- **Given request**:
Identify each line holding the string "freezing" and copy it.
* Start *
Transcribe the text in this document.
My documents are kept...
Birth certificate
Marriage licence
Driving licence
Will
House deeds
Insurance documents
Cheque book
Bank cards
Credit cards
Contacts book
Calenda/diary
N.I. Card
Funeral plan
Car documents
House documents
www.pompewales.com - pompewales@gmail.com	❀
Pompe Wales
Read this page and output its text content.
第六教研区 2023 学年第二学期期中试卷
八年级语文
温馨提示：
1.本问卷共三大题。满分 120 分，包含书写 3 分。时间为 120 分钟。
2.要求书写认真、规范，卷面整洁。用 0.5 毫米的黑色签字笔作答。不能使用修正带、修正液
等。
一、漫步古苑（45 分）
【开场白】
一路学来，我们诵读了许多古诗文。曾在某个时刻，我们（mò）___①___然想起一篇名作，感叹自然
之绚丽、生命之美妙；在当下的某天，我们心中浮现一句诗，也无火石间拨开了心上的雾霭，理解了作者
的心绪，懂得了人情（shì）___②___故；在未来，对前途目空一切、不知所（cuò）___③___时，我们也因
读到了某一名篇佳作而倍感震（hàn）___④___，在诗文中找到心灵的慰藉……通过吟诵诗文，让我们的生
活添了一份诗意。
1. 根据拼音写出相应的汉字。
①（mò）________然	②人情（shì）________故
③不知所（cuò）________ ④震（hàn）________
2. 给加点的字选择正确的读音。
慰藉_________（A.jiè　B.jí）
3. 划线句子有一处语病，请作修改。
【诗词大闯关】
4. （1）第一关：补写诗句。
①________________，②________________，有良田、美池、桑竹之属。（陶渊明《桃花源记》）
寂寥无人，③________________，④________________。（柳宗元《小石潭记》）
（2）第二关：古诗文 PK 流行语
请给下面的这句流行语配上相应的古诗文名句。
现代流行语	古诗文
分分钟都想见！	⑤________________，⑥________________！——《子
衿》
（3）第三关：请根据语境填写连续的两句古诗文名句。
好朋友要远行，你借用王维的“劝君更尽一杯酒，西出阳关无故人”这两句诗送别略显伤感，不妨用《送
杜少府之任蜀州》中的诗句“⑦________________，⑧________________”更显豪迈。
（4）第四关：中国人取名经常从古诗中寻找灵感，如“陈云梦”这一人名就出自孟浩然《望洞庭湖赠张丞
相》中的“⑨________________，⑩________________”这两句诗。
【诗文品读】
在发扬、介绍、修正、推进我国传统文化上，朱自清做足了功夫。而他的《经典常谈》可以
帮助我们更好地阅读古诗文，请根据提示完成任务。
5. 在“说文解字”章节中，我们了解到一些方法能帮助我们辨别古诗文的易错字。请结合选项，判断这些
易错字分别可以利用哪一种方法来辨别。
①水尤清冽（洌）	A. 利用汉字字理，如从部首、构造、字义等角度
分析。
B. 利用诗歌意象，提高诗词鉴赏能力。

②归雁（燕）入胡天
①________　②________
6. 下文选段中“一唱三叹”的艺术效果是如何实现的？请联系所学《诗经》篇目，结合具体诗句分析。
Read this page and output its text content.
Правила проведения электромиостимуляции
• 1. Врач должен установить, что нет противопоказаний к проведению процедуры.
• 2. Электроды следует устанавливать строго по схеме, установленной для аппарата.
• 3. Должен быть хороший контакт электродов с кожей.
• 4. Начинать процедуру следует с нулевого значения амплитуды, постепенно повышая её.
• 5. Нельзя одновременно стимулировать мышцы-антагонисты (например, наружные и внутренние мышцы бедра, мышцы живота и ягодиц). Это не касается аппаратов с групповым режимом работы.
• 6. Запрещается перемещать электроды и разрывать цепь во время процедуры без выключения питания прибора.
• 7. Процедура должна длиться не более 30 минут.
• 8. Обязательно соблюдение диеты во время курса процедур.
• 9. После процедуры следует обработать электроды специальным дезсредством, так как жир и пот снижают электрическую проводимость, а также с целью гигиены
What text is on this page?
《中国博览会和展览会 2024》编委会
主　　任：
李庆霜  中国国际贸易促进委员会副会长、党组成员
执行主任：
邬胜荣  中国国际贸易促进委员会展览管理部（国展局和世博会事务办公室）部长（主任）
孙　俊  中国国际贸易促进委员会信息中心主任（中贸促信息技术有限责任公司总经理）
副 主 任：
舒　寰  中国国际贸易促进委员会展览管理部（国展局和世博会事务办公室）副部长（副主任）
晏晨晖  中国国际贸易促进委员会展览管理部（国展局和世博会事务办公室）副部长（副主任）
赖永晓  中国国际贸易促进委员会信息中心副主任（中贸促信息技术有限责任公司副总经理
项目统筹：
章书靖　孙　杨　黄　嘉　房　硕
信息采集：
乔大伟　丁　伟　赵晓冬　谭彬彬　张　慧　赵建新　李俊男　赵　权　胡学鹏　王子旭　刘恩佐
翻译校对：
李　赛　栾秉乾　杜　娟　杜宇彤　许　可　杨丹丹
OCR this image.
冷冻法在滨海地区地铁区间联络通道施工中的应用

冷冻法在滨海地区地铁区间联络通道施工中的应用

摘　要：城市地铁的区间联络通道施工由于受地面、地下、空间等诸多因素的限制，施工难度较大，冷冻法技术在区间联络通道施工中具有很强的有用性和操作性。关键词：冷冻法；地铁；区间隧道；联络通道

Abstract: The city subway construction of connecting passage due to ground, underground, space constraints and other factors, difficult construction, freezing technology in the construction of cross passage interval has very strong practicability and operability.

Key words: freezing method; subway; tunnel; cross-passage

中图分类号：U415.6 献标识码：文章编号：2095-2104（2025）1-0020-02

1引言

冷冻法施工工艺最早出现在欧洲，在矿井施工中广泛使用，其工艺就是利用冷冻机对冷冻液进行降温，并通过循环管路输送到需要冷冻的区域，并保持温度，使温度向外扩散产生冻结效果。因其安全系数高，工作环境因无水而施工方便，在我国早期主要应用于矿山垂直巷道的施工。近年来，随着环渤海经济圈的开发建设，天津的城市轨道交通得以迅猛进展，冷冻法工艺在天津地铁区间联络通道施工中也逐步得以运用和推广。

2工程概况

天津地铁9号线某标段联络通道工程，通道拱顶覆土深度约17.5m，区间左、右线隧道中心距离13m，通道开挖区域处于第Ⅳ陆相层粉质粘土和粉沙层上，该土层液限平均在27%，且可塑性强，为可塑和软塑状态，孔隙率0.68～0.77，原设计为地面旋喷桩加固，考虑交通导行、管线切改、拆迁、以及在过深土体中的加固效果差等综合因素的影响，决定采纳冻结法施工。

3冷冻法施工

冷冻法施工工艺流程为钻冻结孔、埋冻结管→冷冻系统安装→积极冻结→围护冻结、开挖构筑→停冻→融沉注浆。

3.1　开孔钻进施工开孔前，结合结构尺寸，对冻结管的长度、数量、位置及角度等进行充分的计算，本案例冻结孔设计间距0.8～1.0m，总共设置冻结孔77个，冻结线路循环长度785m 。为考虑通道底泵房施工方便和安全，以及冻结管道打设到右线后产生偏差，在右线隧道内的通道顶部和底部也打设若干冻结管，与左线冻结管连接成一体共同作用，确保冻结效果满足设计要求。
* End *
- **Final result**:
Abstract: The city subway construction of connecting passage due to ground, underground, space constraints and other factors, difficult construction, freezing technology in the construction of cross passage interval has very strong practicability and operability.
Key words: freezing method; subway; tunnel; cross-passage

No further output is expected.